Set exercise:
Present every line in which the string "Price" appears.

Source data:
= = = = =

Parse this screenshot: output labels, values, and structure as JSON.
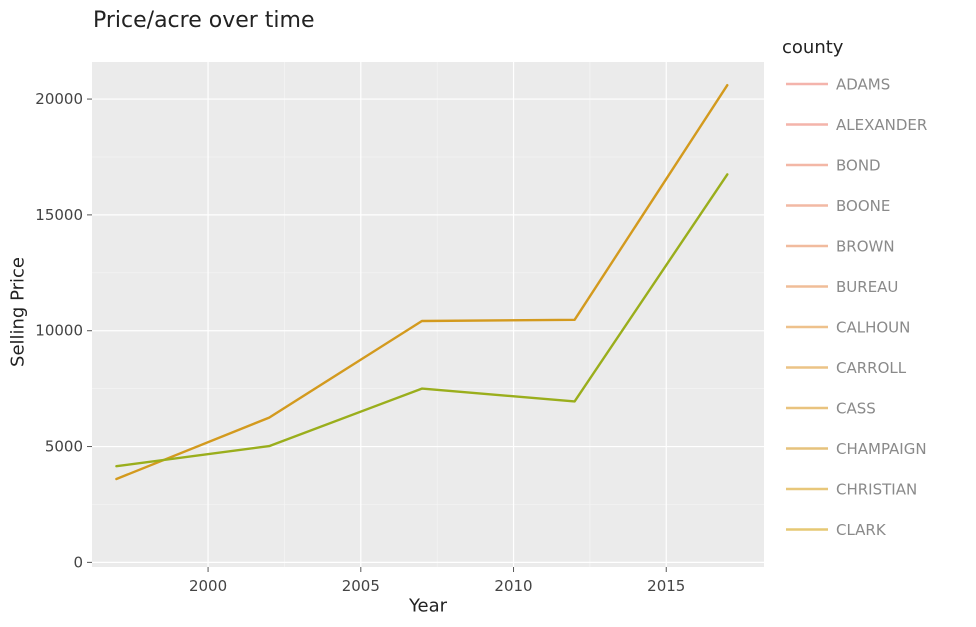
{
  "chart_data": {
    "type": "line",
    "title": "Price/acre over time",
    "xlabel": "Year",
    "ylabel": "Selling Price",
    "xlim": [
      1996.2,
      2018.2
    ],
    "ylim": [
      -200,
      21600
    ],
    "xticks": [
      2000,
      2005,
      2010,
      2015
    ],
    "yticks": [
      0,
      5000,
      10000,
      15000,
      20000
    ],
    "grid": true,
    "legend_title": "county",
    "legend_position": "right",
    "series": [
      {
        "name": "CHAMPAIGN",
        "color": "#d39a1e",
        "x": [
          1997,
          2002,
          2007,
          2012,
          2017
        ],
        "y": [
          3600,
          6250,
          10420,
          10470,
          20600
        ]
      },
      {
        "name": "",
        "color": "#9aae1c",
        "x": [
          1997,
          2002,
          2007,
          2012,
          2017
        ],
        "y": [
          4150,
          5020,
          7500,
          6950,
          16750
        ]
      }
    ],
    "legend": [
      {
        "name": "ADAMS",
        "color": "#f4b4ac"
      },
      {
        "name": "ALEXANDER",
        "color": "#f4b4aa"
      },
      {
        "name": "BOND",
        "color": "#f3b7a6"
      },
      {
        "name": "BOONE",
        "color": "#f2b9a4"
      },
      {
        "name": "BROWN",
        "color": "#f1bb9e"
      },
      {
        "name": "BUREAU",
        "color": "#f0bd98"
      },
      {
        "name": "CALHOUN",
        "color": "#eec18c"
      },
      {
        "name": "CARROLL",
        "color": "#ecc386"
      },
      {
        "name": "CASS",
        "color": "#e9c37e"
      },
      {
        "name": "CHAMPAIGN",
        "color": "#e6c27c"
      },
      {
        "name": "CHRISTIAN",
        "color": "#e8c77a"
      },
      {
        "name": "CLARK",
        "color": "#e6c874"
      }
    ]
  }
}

= = = = =

Expected answer:
    "title": "Price/acre over time",
    "ylabel": "Selling Price",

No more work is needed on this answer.